-- Set task --
Keep only those lines of the records that include the string "Crude".

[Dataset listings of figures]
# # # #
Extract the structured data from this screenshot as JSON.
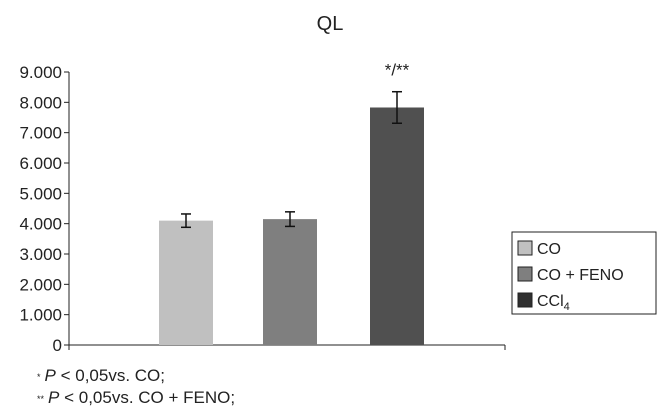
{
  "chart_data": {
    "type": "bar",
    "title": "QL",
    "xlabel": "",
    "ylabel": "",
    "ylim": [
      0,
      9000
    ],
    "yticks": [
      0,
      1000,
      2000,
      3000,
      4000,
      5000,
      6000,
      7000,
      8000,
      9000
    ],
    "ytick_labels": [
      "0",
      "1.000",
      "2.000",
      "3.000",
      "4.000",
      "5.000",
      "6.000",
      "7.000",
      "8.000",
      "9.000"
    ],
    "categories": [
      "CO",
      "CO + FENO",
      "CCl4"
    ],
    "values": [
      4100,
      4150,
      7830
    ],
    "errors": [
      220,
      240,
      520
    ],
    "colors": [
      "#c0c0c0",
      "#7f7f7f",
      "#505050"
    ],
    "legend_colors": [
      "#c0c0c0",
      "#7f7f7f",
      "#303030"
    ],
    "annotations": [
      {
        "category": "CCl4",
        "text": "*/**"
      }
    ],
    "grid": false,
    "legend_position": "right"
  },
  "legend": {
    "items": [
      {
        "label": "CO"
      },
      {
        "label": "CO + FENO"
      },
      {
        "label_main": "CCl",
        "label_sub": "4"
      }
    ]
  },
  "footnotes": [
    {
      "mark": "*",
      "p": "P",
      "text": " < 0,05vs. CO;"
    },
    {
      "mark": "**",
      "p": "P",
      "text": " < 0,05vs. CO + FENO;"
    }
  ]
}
# # # #
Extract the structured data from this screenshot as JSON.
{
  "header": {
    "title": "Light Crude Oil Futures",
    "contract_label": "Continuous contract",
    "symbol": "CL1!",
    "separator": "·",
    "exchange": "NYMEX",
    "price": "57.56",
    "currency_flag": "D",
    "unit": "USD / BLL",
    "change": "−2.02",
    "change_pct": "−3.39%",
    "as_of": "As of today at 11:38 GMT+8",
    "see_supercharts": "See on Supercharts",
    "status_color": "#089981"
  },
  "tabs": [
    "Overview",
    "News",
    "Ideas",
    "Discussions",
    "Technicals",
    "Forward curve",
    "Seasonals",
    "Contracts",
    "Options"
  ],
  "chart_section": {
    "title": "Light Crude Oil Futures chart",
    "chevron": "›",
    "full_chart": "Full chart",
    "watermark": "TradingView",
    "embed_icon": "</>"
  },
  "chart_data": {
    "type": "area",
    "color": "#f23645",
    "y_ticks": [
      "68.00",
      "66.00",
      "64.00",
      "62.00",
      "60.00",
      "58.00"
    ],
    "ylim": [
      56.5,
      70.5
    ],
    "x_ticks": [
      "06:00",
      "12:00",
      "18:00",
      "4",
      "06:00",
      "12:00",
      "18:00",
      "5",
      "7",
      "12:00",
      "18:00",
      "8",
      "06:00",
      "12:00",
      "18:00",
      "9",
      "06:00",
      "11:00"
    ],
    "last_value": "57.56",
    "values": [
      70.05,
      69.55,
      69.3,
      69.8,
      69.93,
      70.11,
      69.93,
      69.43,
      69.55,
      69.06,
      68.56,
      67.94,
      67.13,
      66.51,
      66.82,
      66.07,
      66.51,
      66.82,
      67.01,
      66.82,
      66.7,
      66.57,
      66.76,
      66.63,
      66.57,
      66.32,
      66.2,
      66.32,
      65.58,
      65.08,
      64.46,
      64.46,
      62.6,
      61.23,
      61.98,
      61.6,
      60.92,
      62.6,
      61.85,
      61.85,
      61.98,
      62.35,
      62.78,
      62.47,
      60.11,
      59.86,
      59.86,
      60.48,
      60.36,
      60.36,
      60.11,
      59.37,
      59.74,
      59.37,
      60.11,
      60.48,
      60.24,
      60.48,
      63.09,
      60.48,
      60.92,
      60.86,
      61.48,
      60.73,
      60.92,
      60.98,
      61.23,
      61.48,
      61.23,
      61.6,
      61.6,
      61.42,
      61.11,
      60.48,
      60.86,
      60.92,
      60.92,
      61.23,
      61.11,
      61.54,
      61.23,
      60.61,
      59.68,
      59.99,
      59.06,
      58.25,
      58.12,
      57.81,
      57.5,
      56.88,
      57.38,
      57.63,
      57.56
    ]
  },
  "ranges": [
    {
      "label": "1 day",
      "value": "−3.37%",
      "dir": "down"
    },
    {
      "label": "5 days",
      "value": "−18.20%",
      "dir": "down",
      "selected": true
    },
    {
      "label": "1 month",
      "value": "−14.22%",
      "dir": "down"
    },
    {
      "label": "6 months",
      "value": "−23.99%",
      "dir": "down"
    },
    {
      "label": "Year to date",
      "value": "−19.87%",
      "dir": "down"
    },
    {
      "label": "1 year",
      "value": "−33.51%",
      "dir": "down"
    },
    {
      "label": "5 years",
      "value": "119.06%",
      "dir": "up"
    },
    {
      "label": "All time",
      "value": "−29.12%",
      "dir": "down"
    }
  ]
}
# # # #
-- Solution --
    "title": "Light Crude Oil Futures",
    "title": "Light Crude Oil Futures chart",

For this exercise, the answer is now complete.